* EXERCISE OBJECTIVE: Write out the data again exactly, skipping every picture.

Dataset items:
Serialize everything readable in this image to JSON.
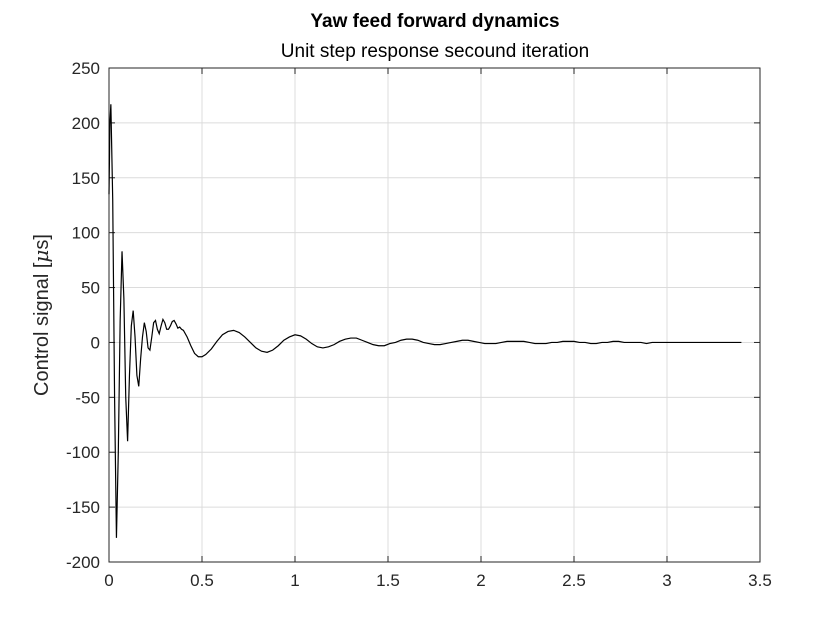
{
  "chart_data": {
    "type": "line",
    "title": "Yaw feed forward dynamics",
    "subtitle": "Unit step response secound iteration",
    "xlabel": "",
    "ylabel_text": "Control signal [",
    "ylabel_unit_mu": "μ",
    "ylabel_unit_rest": "s]",
    "xlim": [
      0,
      3.5
    ],
    "ylim": [
      -200,
      250
    ],
    "x_ticks": [
      0,
      0.5,
      1,
      1.5,
      2,
      2.5,
      3,
      3.5
    ],
    "x_tick_labels": [
      "0",
      "0.5",
      "1",
      "1.5",
      "2",
      "2.5",
      "3",
      "3.5"
    ],
    "y_ticks": [
      -200,
      -150,
      -100,
      -50,
      0,
      50,
      100,
      150,
      200,
      250
    ],
    "y_tick_labels": [
      "-200",
      "-150",
      "-100",
      "-50",
      "0",
      "50",
      "100",
      "150",
      "200",
      "250"
    ],
    "grid": true,
    "series": [
      {
        "color": "#000000",
        "x": [
          0,
          0.005,
          0.01,
          0.02,
          0.03,
          0.04,
          0.05,
          0.06,
          0.07,
          0.08,
          0.09,
          0.1,
          0.11,
          0.12,
          0.13,
          0.14,
          0.15,
          0.16,
          0.17,
          0.18,
          0.19,
          0.2,
          0.21,
          0.22,
          0.23,
          0.24,
          0.25,
          0.26,
          0.27,
          0.28,
          0.29,
          0.3,
          0.31,
          0.32,
          0.33,
          0.34,
          0.35,
          0.36,
          0.37,
          0.38,
          0.39,
          0.4,
          0.42,
          0.44,
          0.46,
          0.48,
          0.5,
          0.52,
          0.55,
          0.58,
          0.61,
          0.64,
          0.67,
          0.7,
          0.73,
          0.76,
          0.79,
          0.82,
          0.85,
          0.88,
          0.91,
          0.94,
          0.97,
          1.0,
          1.03,
          1.06,
          1.09,
          1.12,
          1.15,
          1.18,
          1.21,
          1.24,
          1.27,
          1.3,
          1.33,
          1.36,
          1.39,
          1.42,
          1.45,
          1.48,
          1.51,
          1.54,
          1.57,
          1.6,
          1.63,
          1.66,
          1.69,
          1.72,
          1.75,
          1.78,
          1.81,
          1.84,
          1.87,
          1.9,
          1.93,
          1.96,
          1.99,
          2.02,
          2.05,
          2.08,
          2.11,
          2.14,
          2.17,
          2.2,
          2.23,
          2.26,
          2.29,
          2.32,
          2.35,
          2.38,
          2.41,
          2.44,
          2.47,
          2.5,
          2.53,
          2.56,
          2.59,
          2.62,
          2.65,
          2.68,
          2.71,
          2.74,
          2.77,
          2.8,
          2.83,
          2.86,
          2.89,
          2.92,
          2.95,
          2.98,
          3.01,
          3.04,
          3.07,
          3.1,
          3.13,
          3.16,
          3.19,
          3.22,
          3.25,
          3.28,
          3.31,
          3.34,
          3.37,
          3.4
        ],
        "y": [
          135,
          200,
          217,
          130,
          -50,
          -178,
          -100,
          20,
          83,
          40,
          -50,
          -90,
          -30,
          15,
          29,
          5,
          -30,
          -40,
          -15,
          5,
          18,
          10,
          -5,
          -7,
          5,
          18,
          20,
          12,
          8,
          15,
          21,
          18,
          12,
          12,
          15,
          19,
          20,
          17,
          13,
          14,
          12,
          11,
          5,
          -3,
          -10,
          -13,
          -13,
          -11,
          -6,
          1,
          7,
          10,
          11,
          9,
          5,
          0,
          -5,
          -8,
          -9,
          -7,
          -3,
          2,
          5,
          7,
          6,
          3,
          -1,
          -4,
          -5,
          -4,
          -2,
          1,
          3,
          4,
          4,
          2,
          0,
          -2,
          -3,
          -3,
          -1,
          0,
          2,
          3,
          3,
          2,
          0,
          -1,
          -2,
          -2,
          -1,
          0,
          1,
          2,
          2,
          1,
          0,
          -1,
          -1,
          -1,
          0,
          1,
          1,
          1,
          1,
          0,
          -1,
          -1,
          -1,
          0,
          0,
          1,
          1,
          1,
          0,
          0,
          -1,
          -1,
          0,
          0,
          1,
          1,
          0,
          0,
          0,
          0,
          -1,
          0,
          0,
          0,
          0,
          0,
          0,
          0,
          0,
          0,
          0,
          0,
          0,
          0,
          0,
          0,
          0,
          0
        ]
      }
    ]
  }
}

* SOLUTION TO THIS TASK:
Serialize everything readable in this image to JSON.
{
  "chart_data": {
    "type": "line",
    "title": "Yaw feed forward dynamics",
    "subtitle": "Unit step response secound iteration",
    "xlabel": "",
    "ylabel_text": "Control signal [",
    "ylabel_unit_mu": "μ",
    "ylabel_unit_rest": "s]",
    "xlim": [
      0,
      3.5
    ],
    "ylim": [
      -200,
      250
    ],
    "x_ticks": [
      0,
      0.5,
      1,
      1.5,
      2,
      2.5,
      3,
      3.5
    ],
    "x_tick_labels": [
      "0",
      "0.5",
      "1",
      "1.5",
      "2",
      "2.5",
      "3",
      "3.5"
    ],
    "y_ticks": [
      -200,
      -150,
      -100,
      -50,
      0,
      50,
      100,
      150,
      200,
      250
    ],
    "y_tick_labels": [
      "-200",
      "-150",
      "-100",
      "-50",
      "0",
      "50",
      "100",
      "150",
      "200",
      "250"
    ],
    "grid": true,
    "series": [
      {
        "color": "#000000",
        "x": [
          0,
          0.005,
          0.01,
          0.02,
          0.03,
          0.04,
          0.05,
          0.06,
          0.07,
          0.08,
          0.09,
          0.1,
          0.11,
          0.12,
          0.13,
          0.14,
          0.15,
          0.16,
          0.17,
          0.18,
          0.19,
          0.2,
          0.21,
          0.22,
          0.23,
          0.24,
          0.25,
          0.26,
          0.27,
          0.28,
          0.29,
          0.3,
          0.31,
          0.32,
          0.33,
          0.34,
          0.35,
          0.36,
          0.37,
          0.38,
          0.39,
          0.4,
          0.42,
          0.44,
          0.46,
          0.48,
          0.5,
          0.52,
          0.55,
          0.58,
          0.61,
          0.64,
          0.67,
          0.7,
          0.73,
          0.76,
          0.79,
          0.82,
          0.85,
          0.88,
          0.91,
          0.94,
          0.97,
          1.0,
          1.03,
          1.06,
          1.09,
          1.12,
          1.15,
          1.18,
          1.21,
          1.24,
          1.27,
          1.3,
          1.33,
          1.36,
          1.39,
          1.42,
          1.45,
          1.48,
          1.51,
          1.54,
          1.57,
          1.6,
          1.63,
          1.66,
          1.69,
          1.72,
          1.75,
          1.78,
          1.81,
          1.84,
          1.87,
          1.9,
          1.93,
          1.96,
          1.99,
          2.02,
          2.05,
          2.08,
          2.11,
          2.14,
          2.17,
          2.2,
          2.23,
          2.26,
          2.29,
          2.32,
          2.35,
          2.38,
          2.41,
          2.44,
          2.47,
          2.5,
          2.53,
          2.56,
          2.59,
          2.62,
          2.65,
          2.68,
          2.71,
          2.74,
          2.77,
          2.8,
          2.83,
          2.86,
          2.89,
          2.92,
          2.95,
          2.98,
          3.01,
          3.04,
          3.07,
          3.1,
          3.13,
          3.16,
          3.19,
          3.22,
          3.25,
          3.28,
          3.31,
          3.34,
          3.37,
          3.4
        ],
        "y": [
          135,
          200,
          217,
          130,
          -50,
          -178,
          -100,
          20,
          83,
          40,
          -50,
          -90,
          -30,
          15,
          29,
          5,
          -30,
          -40,
          -15,
          5,
          18,
          10,
          -5,
          -7,
          5,
          18,
          20,
          12,
          8,
          15,
          21,
          18,
          12,
          12,
          15,
          19,
          20,
          17,
          13,
          14,
          12,
          11,
          5,
          -3,
          -10,
          -13,
          -13,
          -11,
          -6,
          1,
          7,
          10,
          11,
          9,
          5,
          0,
          -5,
          -8,
          -9,
          -7,
          -3,
          2,
          5,
          7,
          6,
          3,
          -1,
          -4,
          -5,
          -4,
          -2,
          1,
          3,
          4,
          4,
          2,
          0,
          -2,
          -3,
          -3,
          -1,
          0,
          2,
          3,
          3,
          2,
          0,
          -1,
          -2,
          -2,
          -1,
          0,
          1,
          2,
          2,
          1,
          0,
          -1,
          -1,
          -1,
          0,
          1,
          1,
          1,
          1,
          0,
          -1,
          -1,
          -1,
          0,
          0,
          1,
          1,
          1,
          0,
          0,
          -1,
          -1,
          0,
          0,
          1,
          1,
          0,
          0,
          0,
          0,
          -1,
          0,
          0,
          0,
          0,
          0,
          0,
          0,
          0,
          0,
          0,
          0,
          0,
          0,
          0,
          0,
          0,
          0
        ]
      }
    ]
  }
}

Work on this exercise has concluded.